● Aim of the task:
Find how many lines of the listing below include the word "more", then report the number by itself.

[Begin Data provided]

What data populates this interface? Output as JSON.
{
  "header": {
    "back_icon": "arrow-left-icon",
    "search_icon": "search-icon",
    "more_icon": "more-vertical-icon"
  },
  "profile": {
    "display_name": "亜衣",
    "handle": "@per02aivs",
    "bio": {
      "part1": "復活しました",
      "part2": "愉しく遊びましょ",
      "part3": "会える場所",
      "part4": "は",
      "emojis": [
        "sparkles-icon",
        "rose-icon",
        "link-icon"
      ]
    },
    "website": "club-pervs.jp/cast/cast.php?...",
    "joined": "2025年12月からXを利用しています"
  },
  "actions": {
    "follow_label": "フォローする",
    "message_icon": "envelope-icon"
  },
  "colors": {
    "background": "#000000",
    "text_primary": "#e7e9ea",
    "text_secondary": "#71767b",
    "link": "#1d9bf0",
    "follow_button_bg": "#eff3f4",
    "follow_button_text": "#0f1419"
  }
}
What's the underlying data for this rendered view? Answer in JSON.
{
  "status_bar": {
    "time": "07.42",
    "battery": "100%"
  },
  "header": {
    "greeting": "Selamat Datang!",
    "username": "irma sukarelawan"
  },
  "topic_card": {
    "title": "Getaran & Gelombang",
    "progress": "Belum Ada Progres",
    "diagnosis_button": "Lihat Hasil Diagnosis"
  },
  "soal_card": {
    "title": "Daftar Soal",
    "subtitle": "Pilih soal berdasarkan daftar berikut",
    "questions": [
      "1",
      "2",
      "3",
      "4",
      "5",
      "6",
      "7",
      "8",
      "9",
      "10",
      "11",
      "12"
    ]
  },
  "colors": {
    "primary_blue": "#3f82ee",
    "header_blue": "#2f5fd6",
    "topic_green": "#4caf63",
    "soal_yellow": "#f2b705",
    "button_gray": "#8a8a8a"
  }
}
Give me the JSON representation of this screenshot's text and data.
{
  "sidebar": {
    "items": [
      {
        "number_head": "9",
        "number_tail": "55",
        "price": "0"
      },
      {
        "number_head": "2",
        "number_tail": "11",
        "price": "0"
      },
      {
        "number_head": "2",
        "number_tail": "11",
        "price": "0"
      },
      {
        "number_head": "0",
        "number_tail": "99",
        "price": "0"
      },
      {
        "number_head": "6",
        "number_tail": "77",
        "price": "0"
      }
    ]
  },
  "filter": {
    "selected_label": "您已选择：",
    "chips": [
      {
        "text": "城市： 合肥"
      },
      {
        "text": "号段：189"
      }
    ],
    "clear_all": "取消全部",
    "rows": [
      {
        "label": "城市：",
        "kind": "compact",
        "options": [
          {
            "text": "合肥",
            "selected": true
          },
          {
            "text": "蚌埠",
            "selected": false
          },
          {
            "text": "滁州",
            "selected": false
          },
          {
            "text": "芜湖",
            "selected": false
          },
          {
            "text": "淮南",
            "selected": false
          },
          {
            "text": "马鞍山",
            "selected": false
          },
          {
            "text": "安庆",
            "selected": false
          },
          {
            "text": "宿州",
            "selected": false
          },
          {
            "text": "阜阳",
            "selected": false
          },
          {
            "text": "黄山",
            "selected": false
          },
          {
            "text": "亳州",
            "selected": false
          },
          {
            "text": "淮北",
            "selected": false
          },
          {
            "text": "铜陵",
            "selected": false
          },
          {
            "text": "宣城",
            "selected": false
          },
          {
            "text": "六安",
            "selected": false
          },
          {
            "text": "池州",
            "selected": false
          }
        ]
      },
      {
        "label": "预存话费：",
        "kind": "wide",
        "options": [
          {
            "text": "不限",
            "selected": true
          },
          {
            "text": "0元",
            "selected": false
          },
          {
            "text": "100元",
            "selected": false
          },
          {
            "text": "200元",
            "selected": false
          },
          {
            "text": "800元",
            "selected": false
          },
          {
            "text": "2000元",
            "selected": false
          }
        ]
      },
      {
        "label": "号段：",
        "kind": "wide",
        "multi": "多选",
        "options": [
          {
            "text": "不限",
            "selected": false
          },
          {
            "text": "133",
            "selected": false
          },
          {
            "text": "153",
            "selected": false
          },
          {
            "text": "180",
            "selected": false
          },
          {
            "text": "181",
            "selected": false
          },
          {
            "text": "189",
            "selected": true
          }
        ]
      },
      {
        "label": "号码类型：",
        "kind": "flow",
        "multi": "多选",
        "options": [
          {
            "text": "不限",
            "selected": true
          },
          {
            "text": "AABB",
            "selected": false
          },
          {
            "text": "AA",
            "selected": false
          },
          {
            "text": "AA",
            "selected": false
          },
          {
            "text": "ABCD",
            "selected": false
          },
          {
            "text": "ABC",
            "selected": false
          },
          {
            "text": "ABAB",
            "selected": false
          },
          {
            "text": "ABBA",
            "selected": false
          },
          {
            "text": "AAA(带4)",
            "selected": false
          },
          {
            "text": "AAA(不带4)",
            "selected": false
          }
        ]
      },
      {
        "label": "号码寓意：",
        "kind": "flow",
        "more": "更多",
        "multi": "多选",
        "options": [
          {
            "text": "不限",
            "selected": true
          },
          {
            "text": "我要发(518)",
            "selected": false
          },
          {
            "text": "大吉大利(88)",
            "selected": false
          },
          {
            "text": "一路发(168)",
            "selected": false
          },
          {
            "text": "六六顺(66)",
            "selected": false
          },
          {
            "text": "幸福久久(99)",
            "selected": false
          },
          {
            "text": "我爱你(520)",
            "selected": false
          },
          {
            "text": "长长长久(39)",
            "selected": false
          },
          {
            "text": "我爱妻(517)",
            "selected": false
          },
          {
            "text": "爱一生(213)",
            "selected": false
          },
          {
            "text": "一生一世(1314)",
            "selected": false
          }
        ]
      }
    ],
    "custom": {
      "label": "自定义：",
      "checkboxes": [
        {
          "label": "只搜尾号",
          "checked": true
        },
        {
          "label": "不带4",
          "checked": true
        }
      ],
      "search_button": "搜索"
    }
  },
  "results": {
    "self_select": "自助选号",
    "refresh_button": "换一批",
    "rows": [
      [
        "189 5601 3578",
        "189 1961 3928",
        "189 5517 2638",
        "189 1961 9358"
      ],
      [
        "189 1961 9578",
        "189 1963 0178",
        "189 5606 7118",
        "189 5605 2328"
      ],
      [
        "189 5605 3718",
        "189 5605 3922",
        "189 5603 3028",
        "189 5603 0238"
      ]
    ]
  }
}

[End Data provided]

● Solution:
2